- _Task_
Transcribe the passage of the 1-truss definitions between "1. $(T,\preceq) \cong" and "(0 \leftarrow 1)$.", inclusive.

Definition

A 1-truss $T \equiv (T,\leq, \preceq, \mathrm{dim})$ is a set $T$ with two partial orders (the ‘face’ order $\leq$ and the ‘frame’ order $\preceq$) as well as a ‘dimension’ map $\dim : (T,\leq) \to [1]^{\mathrm{op}}$ such that

1. $(T,\preceq) \cong [n] = (0 \to 1 \to ... \to n)$
2. either $i \lt i+1$ or $i + 1 \lt i$ for all $i \prec n$
3. $\dim$ is conservative.

Definition

A 1-truss map $F : T \to S$ is a function of sets that preserves both face and frame order. Further,

• $F$ is called regular if $\dim \circ F \Rightarrow \dim$,
• $F$ is called singular if $\dim \circ F \Leftarrow \dim$,
• $F$ is called dimension-preserving if $\dim \circ F = \dim$,

where $\Rightarrow$ and $\Leftarrow$ denote natural transformations of functors $(T,\leq) \to [1]^{\mathrm{op}} = (0 \leftarrow 1)$.

- _Dataset extract_

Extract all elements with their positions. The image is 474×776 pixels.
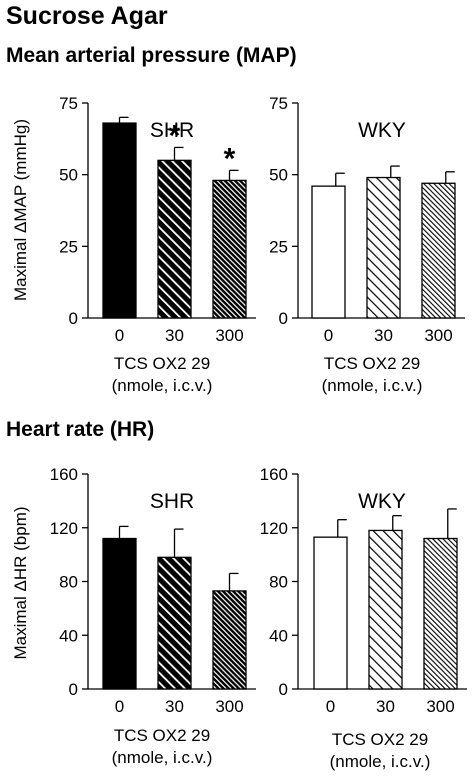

- _Correct response_
1. $(T,\preceq) \cong [n] = (0 \to 1 \to ... \to n)$
2. either $i \lt i+1$ or $i + 1 \lt i$ for all $i \prec n$
3. $\dim$ is conservative.

Definition

A 1-truss map $F : T \to S$ is a function of sets that preserves both face and frame order. Further,

• $F$ is called regular if $\dim \circ F \Rightarrow \dim$,
• $F$ is called singular if $\dim \circ F \Leftarrow \dim$,
• $F$ is called dimension-preserving if $\dim \circ F = \dim$,

where $\Rightarrow$ and $\Leftarrow$ denote natural transformations of functors $(T,\leq) \to [1]^{\mathrm{op}} = (0 \leftarrow 1)$.